ПРИВЕДЁННЫЙ ОТРЫВОК
* * * * *
Косить или не косить
Вот в чём вопрос. Те же учебники по судебной психиатрии можно успешно использовать для симуляции. И в дурке объективно легче, чем в тюрьме, – дадут колёс, уколют чем-нибудь, и дрыхнешь сутками. Но мы-то вроде не уголовники, мы – революционеры.
Трудно себе представить лучший подарок Системе, чем повод объявить наши идеи эндогенными нарушениями головного мозга. Посмотрите, в какую дурацкую ситуацию время от времени попадают радикальные комсомольцы: ребята вполне героические, но зачастую кого-то из них признают шизиками и направляют на принудительное лечение. Я лично не собирался косить, даже когда мне пятнадцать лет светило, к большому удивлению окружающих зэков. Лучше потерять часть жизни, чем честь.
К тому же в тюремных психушках тяжелее, чем в обычных. Вспомните «Пролетая над гнездом кукушки»: из тюрьмы можно выйти, когда срок закончился, а в дурке придётся лежать, пока врачи не передумают. Скажу уверенно: в тюремные психушки лучше не попадать.
Угар, угар
Думаю, не стоит забивать печатную площадь историями про встреченных психов, скажу только, что мы с Будулаем насмотрелись на всякое – от дедушки с фиксационной амнезией до замечательного шизофреника, наследного принца Советского Союза, племянника Раймонда Паулса и Вайры Вики Фрейберге и спасителя Риги от атомной войны. Угара хватало. И многие стереотипы оказались разрушены. Скажем, лучшим санитаром, самым умным и человечным оказался цыган, а лучшим однопалатником – латышский националист, лежавший, как и мы, на экспертизе. Он дезертировал из армии из-за принципиального конфликта с начальством. И наши оценки правительства, НАТО и Евросоюза полностью совпадали.
* * * * *
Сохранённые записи
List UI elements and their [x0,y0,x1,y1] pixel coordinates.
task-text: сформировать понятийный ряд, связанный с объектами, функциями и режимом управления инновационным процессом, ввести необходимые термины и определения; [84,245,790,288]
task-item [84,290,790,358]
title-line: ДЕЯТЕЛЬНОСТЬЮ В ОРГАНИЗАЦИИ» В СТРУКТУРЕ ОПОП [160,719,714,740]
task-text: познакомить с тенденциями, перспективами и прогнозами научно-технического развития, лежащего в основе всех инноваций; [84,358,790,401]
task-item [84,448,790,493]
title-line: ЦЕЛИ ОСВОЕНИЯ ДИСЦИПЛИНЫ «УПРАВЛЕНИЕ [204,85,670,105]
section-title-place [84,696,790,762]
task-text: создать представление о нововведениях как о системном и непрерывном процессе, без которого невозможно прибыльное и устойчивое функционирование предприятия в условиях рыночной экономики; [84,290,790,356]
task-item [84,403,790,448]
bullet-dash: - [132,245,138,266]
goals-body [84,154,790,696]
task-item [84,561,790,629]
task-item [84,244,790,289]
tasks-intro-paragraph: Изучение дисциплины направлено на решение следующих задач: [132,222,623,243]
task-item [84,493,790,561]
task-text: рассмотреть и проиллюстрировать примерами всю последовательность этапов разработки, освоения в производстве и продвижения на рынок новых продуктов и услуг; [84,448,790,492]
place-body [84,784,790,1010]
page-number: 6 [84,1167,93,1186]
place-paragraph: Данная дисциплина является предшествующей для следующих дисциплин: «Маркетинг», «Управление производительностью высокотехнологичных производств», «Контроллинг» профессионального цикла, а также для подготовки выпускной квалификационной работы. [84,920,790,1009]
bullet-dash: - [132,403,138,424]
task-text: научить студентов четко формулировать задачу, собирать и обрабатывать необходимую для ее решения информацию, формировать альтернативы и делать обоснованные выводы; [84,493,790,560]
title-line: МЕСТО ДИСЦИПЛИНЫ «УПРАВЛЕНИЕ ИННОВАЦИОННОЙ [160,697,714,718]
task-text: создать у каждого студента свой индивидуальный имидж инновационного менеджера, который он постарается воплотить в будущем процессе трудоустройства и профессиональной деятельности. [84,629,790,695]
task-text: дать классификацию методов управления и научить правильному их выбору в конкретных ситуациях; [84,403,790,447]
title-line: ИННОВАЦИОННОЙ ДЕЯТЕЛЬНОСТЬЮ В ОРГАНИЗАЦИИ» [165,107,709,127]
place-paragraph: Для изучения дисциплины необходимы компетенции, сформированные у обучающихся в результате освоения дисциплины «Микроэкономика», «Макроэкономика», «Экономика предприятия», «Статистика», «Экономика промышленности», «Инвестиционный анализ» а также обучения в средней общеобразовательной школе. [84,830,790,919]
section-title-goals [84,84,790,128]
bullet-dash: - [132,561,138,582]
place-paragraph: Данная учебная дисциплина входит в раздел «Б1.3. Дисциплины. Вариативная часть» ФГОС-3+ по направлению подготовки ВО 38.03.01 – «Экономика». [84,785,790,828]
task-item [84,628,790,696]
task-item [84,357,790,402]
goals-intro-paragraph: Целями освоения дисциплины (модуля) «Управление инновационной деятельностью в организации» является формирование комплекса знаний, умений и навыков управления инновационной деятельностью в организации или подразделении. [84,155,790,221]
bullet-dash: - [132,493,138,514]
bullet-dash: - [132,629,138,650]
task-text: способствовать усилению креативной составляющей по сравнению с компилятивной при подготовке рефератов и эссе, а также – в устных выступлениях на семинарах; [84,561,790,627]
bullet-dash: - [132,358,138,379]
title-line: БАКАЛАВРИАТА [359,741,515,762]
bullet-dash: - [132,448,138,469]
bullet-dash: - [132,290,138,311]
* * * * *
ЗАДАНИЕ К ВЫПОЛНЕНИЮ
Кто в приведённом отрывке назван лучшим санитаром, самым умным и человечным?

РЕЗУЛЬТАТ
Лучшим санитаром, самым умным и человечным, оказался цыган.